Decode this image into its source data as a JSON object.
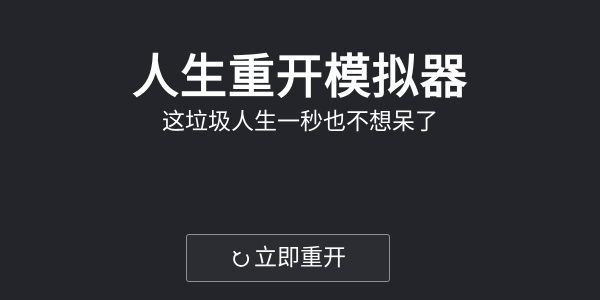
{
  "game": {
    "title": "人生重开模拟器",
    "subtitle": "这垃圾人生一秒也不想呆了",
    "restart_button": {
      "label": "立即重开",
      "icon": "restart-icon"
    }
  },
  "colors": {
    "background": "#23252b",
    "text": "#ffffff",
    "button_border": "#8f9196"
  }
}
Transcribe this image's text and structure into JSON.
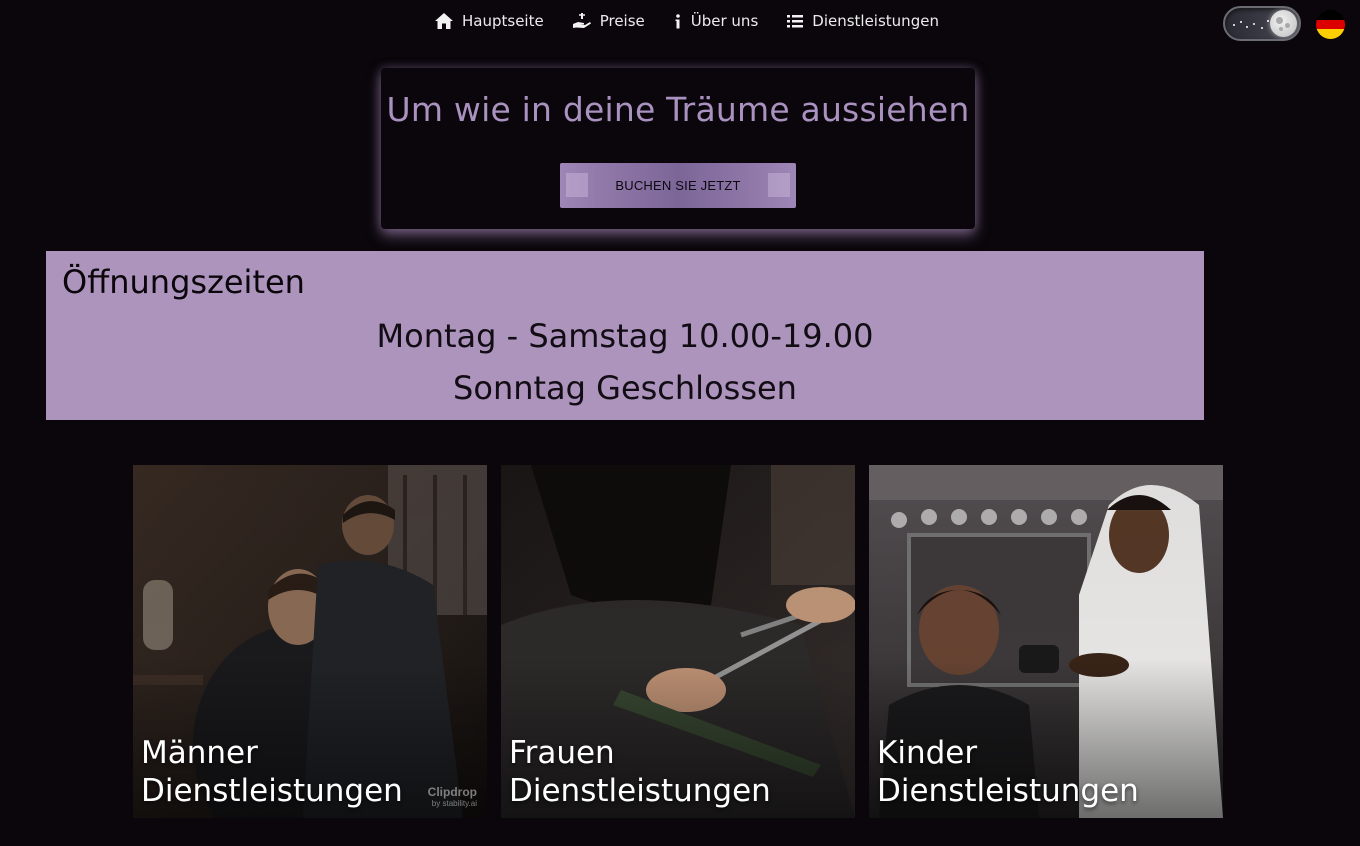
{
  "nav": {
    "items": [
      {
        "label": "Hauptseite",
        "icon": "home-icon"
      },
      {
        "label": "Preise",
        "icon": "hand-money-icon"
      },
      {
        "label": "Über uns",
        "icon": "info-icon"
      },
      {
        "label": "Dienstleistungen",
        "icon": "list-icon"
      }
    ],
    "theme_toggle": {
      "state": "dark",
      "icon": "moon-icon"
    },
    "language": {
      "icon": "german-flag-icon",
      "colors": [
        "#000000",
        "#dd0000",
        "#ffce00"
      ]
    }
  },
  "hero": {
    "title": "Um wie in deine Träume aussiehen",
    "button_label": "BUCHEN SIE JETZT"
  },
  "hours": {
    "title": "Öffnungszeiten",
    "lines": [
      "Montag - Samstag 10.00-19.00",
      "Sonntag Geschlossen"
    ]
  },
  "cards": [
    {
      "line1": "Männer",
      "line2": "Dienstleistungen",
      "image": "barber-men-photo",
      "watermark": {
        "brand": "Clipdrop",
        "by": "by stability.ai"
      }
    },
    {
      "line1": "Frauen",
      "line2": "Dienstleistungen",
      "image": "women-haircut-photo"
    },
    {
      "line1": "Kinder",
      "line2": "Dienstleistungen",
      "image": "kids-haircut-photo"
    }
  ],
  "colors": {
    "background": "#0a060b",
    "accent": "#ad94bc",
    "hero_title": "#a992bf"
  }
}
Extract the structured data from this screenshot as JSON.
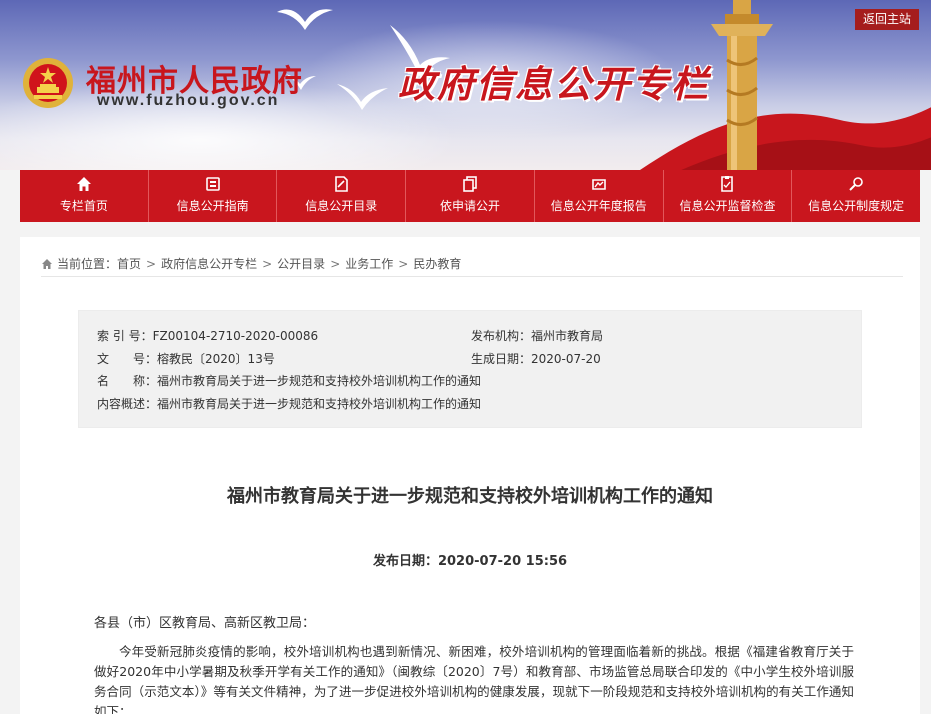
{
  "header": {
    "site_name": "福州市人民政府",
    "site_url": "www.fuzhou.gov.cn",
    "column_title": "政府信息公开专栏",
    "back_link": "返回主站"
  },
  "nav": [
    {
      "label": "专栏首页",
      "icon": "home-icon"
    },
    {
      "label": "信息公开指南",
      "icon": "guide-icon"
    },
    {
      "label": "信息公开目录",
      "icon": "catalog-icon"
    },
    {
      "label": "依申请公开",
      "icon": "copy-icon"
    },
    {
      "label": "信息公开年度报告",
      "icon": "report-icon"
    },
    {
      "label": "信息公开监督检查",
      "icon": "inspect-icon"
    },
    {
      "label": "信息公开制度规定",
      "icon": "rule-icon"
    }
  ],
  "breadcrumb": {
    "prefix": "当前位置：",
    "items": [
      "首页",
      "政府信息公开专栏",
      "公开目录",
      "业务工作",
      "民办教育"
    ]
  },
  "meta": {
    "index_label": "索 引 号：",
    "index_value": "FZ00104-2710-2020-00086",
    "publisher_label": "发布机构：",
    "publisher_value": "福州市教育局",
    "docno_label": "文　　号：",
    "docno_value": "榕教民〔2020〕13号",
    "created_label": "生成日期：",
    "created_value": "2020-07-20",
    "name_label": "名　　称：",
    "name_value": "福州市教育局关于进一步规范和支持校外培训机构工作的通知",
    "summary_label": "内容概述：",
    "summary_value": "福州市教育局关于进一步规范和支持校外培训机构工作的通知"
  },
  "article": {
    "title": "福州市教育局关于进一步规范和支持校外培训机构工作的通知",
    "date_label": "发布日期：",
    "date_value": "2020-07-20 15:56",
    "salutation": "各县（市）区教育局、高新区教卫局：",
    "paragraph": "今年受新冠肺炎疫情的影响，校外培训机构也遇到新情况、新困难，校外培训机构的管理面临着新的挑战。根据《福建省教育厅关于做好2020年中小学暑期及秋季开学有关工作的通知》（闽教综〔2020〕7号）和教育部、市场监管总局联合印发的《中小学生校外培训服务合同（示范文本）》等有关文件精神，为了进一步促进校外培训机构的健康发展，现就下一阶段规范和支持校外培训机构的有关工作通知如下："
  },
  "colors": {
    "brand_red": "#c9161e",
    "back_button": "#a51d1d",
    "meta_bg": "#f1f1f1"
  }
}
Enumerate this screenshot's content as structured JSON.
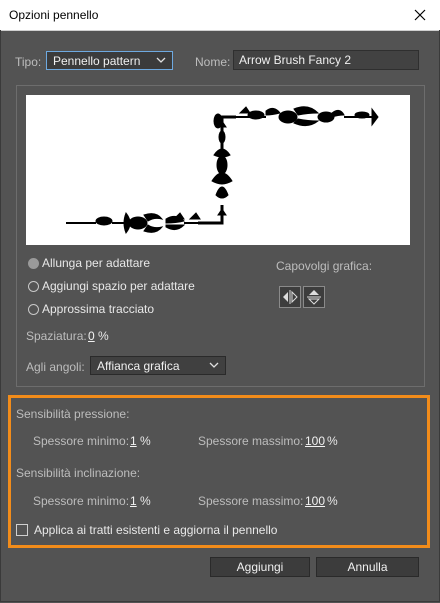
{
  "window": {
    "title": "Opzioni pennello"
  },
  "tipo": {
    "label": "Tipo:",
    "value": "Pennello pattern"
  },
  "nome": {
    "label": "Nome:",
    "value": "Arrow Brush Fancy 2"
  },
  "fit": {
    "options": [
      {
        "label": "Allunga per adattare",
        "checked": true
      },
      {
        "label": "Aggiungi spazio per adattare",
        "checked": false
      },
      {
        "label": "Approssima tracciato",
        "checked": false
      }
    ]
  },
  "flip": {
    "label": "Capovolgi grafica:"
  },
  "spacing": {
    "label": "Spaziatura:",
    "value": "0",
    "unit": "%"
  },
  "corners": {
    "label": "Agli angoli:",
    "value": "Affianca grafica"
  },
  "pressure": {
    "title": "Sensibilità pressione:",
    "min_label": "Spessore minimo:",
    "min_value": "1",
    "min_unit": "%",
    "max_label": "Spessore massimo:",
    "max_value": "100",
    "max_unit": "%"
  },
  "tilt": {
    "title": "Sensibilità inclinazione:",
    "min_label": "Spessore minimo:",
    "min_value": "1",
    "min_unit": "%",
    "max_label": "Spessore massimo:",
    "max_value": "100",
    "max_unit": "%"
  },
  "apply_existing": {
    "label": "Applica ai tratti esistenti e aggiorna il pennello",
    "checked": false
  },
  "buttons": {
    "add": "Aggiungi",
    "cancel": "Annulla"
  },
  "colors": {
    "highlight": "#f28c1a",
    "focus": "#6ea9e0",
    "dialog_bg": "#535353"
  }
}
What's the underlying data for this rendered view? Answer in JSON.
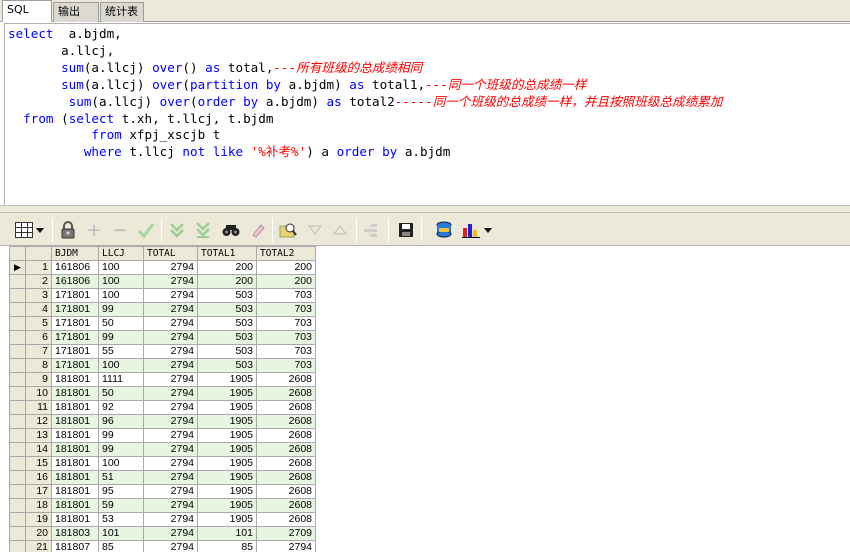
{
  "tabs": [
    "SQL",
    "输出",
    "统计表"
  ],
  "sql": {
    "line1": [
      "select",
      "  a.bjdm,"
    ],
    "line2": "       a.llcj,",
    "line3": {
      "indent": "       ",
      "fn": "sum",
      "a": "(a.llcj) ",
      "over": "over",
      "b": "() ",
      "as": "as",
      "alias": " total,",
      "comment": "---所有班级的总成绩相同"
    },
    "line4": {
      "indent": "       ",
      "fn": "sum",
      "a": "(a.llcj) ",
      "over": "over",
      "b": "(",
      "partition": "partition by",
      "c": " a.bjdm) ",
      "as": "as",
      "alias": " total1,",
      "comment": "---同一个班级的总成绩一样"
    },
    "line5": {
      "indent": "        ",
      "fn": "sum",
      "a": "(a.llcj) ",
      "over": "over",
      "b": "(",
      "order": "order by",
      "c": " a.bjdm) ",
      "as": "as",
      "alias": " total2",
      "comment": "-----同一个班级的总成绩一样，并且按照班级总成绩累加"
    },
    "line6": {
      "indent": "  ",
      "from": "from",
      "a": " (",
      "select": "select",
      "b": " t.xh, t.llcj, t.bjdm"
    },
    "line7": {
      "indent": "           ",
      "from": "from",
      "b": " xfpj_xscjb t"
    },
    "line8": {
      "indent": "          ",
      "where": "where",
      "a": " t.llcj ",
      "not": "not",
      "sp": " ",
      "like": "like",
      "sp2": " ",
      "str": "'%补考%'",
      "b": ") a ",
      "order": "order by",
      "c": " a.bjdm"
    }
  },
  "grid": {
    "columns": [
      "BJDM",
      "LLCJ",
      "TOTAL",
      "TOTAL1",
      "TOTAL2"
    ],
    "rows": [
      [
        "1",
        "161806",
        "100",
        "2794",
        "200",
        "200"
      ],
      [
        "2",
        "161806",
        "100",
        "2794",
        "200",
        "200"
      ],
      [
        "3",
        "171801",
        "100",
        "2794",
        "503",
        "703"
      ],
      [
        "4",
        "171801",
        "99",
        "2794",
        "503",
        "703"
      ],
      [
        "5",
        "171801",
        "50",
        "2794",
        "503",
        "703"
      ],
      [
        "6",
        "171801",
        "99",
        "2794",
        "503",
        "703"
      ],
      [
        "7",
        "171801",
        "55",
        "2794",
        "503",
        "703"
      ],
      [
        "8",
        "171801",
        "100",
        "2794",
        "503",
        "703"
      ],
      [
        "9",
        "181801",
        "1111",
        "2794",
        "1905",
        "2608"
      ],
      [
        "10",
        "181801",
        "50",
        "2794",
        "1905",
        "2608"
      ],
      [
        "11",
        "181801",
        "92",
        "2794",
        "1905",
        "2608"
      ],
      [
        "12",
        "181801",
        "96",
        "2794",
        "1905",
        "2608"
      ],
      [
        "13",
        "181801",
        "99",
        "2794",
        "1905",
        "2608"
      ],
      [
        "14",
        "181801",
        "99",
        "2794",
        "1905",
        "2608"
      ],
      [
        "15",
        "181801",
        "100",
        "2794",
        "1905",
        "2608"
      ],
      [
        "16",
        "181801",
        "51",
        "2794",
        "1905",
        "2608"
      ],
      [
        "17",
        "181801",
        "95",
        "2794",
        "1905",
        "2608"
      ],
      [
        "18",
        "181801",
        "59",
        "2794",
        "1905",
        "2608"
      ],
      [
        "19",
        "181801",
        "53",
        "2794",
        "1905",
        "2608"
      ],
      [
        "20",
        "181803",
        "101",
        "2794",
        "101",
        "2709"
      ],
      [
        "21",
        "181807",
        "85",
        "2794",
        "85",
        "2794"
      ]
    ],
    "current_row_marker": "▶"
  },
  "toolbar_icons": [
    "grid-view-icon",
    "dropdown-arrow-icon",
    "lock-icon",
    "add-record-icon",
    "delete-record-icon",
    "post-record-icon",
    "fetch-next-icon",
    "fetch-last-icon",
    "find-icon",
    "clear-icon",
    "query-by-example-icon",
    "sort-descending-icon",
    "sort-ascending-icon",
    "filter-icon",
    "save-icon",
    "export-icon",
    "chart-icon",
    "chart-dropdown-icon"
  ]
}
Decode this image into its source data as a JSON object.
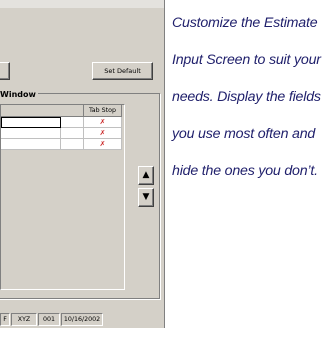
================
§ Objective
Across the material above, how many lines include the string "text"? Only the number is wanted.

§ Written response
2